WHAT YOU ARE ASKED TO DO
Look through the data below. Collect every line where the word "zlecenia" occurs.

DATA SHOWN
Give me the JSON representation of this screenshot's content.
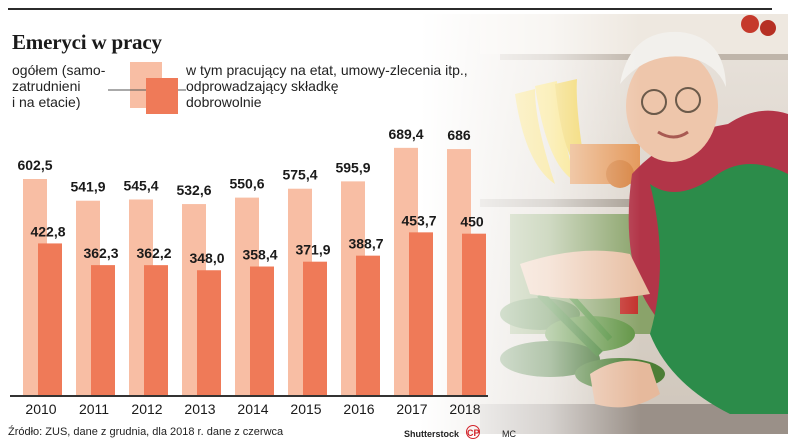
{
  "title": "Emeryci w pracy",
  "legend": {
    "total_label_lines": [
      "ogółem (samo-",
      "zatrudnieni",
      "i na etacie)"
    ],
    "employed_label_lines": [
      "w tym pracujący na etat, umowy-zlecenia itp.,",
      "odprowadzający składkę",
      "dobrowolnie"
    ]
  },
  "colors": {
    "total": "#f8bea4",
    "employed": "#ef7a58",
    "text": "#1a1a1a"
  },
  "footer": {
    "source": "Źródło: ZUS, dane z grudnia, dla 2018 r. dane z czerwca"
  },
  "credits": {
    "photo": "Shutterstock",
    "agency_logo": "CP",
    "author": "MC"
  },
  "chart_data": {
    "type": "bar",
    "categories": [
      "2010",
      "2011",
      "2012",
      "2013",
      "2014",
      "2015",
      "2016",
      "2017",
      "2018"
    ],
    "series": [
      {
        "name": "ogółem (samozatrudnieni i na etacie)",
        "values": [
          602.5,
          541.9,
          545.4,
          532.6,
          550.6,
          575.4,
          595.9,
          689.4,
          686
        ],
        "labels": [
          "602,5",
          "541,9",
          "545,4",
          "532,6",
          "550,6",
          "575,4",
          "595,9",
          "689,4",
          "686"
        ]
      },
      {
        "name": "w tym pracujący na etat, umowy-zlecenia itp., odprowadzający składkę dobrowolnie",
        "values": [
          422.8,
          362.3,
          362.2,
          348.0,
          358.4,
          371.9,
          388.7,
          453.7,
          450
        ],
        "labels": [
          "422,8",
          "362,3",
          "362,2",
          "348,0",
          "358,4",
          "371,9",
          "388,7",
          "453,7",
          "450"
        ]
      }
    ],
    "title": "Emeryci w pracy",
    "xlabel": "",
    "ylabel": "",
    "ylim": [
      0,
      700
    ],
    "grid": false,
    "legend_position": "top"
  }
}
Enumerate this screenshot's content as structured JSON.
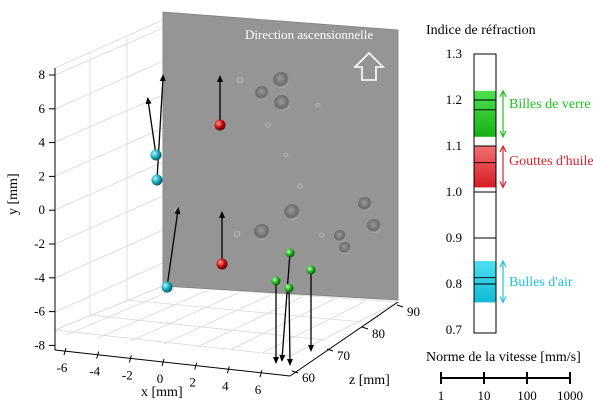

SOLUTION
      "w tym pracujący na etat, umowy-zlecenia itp.,",
        "name": "w tym pracujący na etat, umowy-zlecenia itp., odprowadzający składkę dobrowolnie",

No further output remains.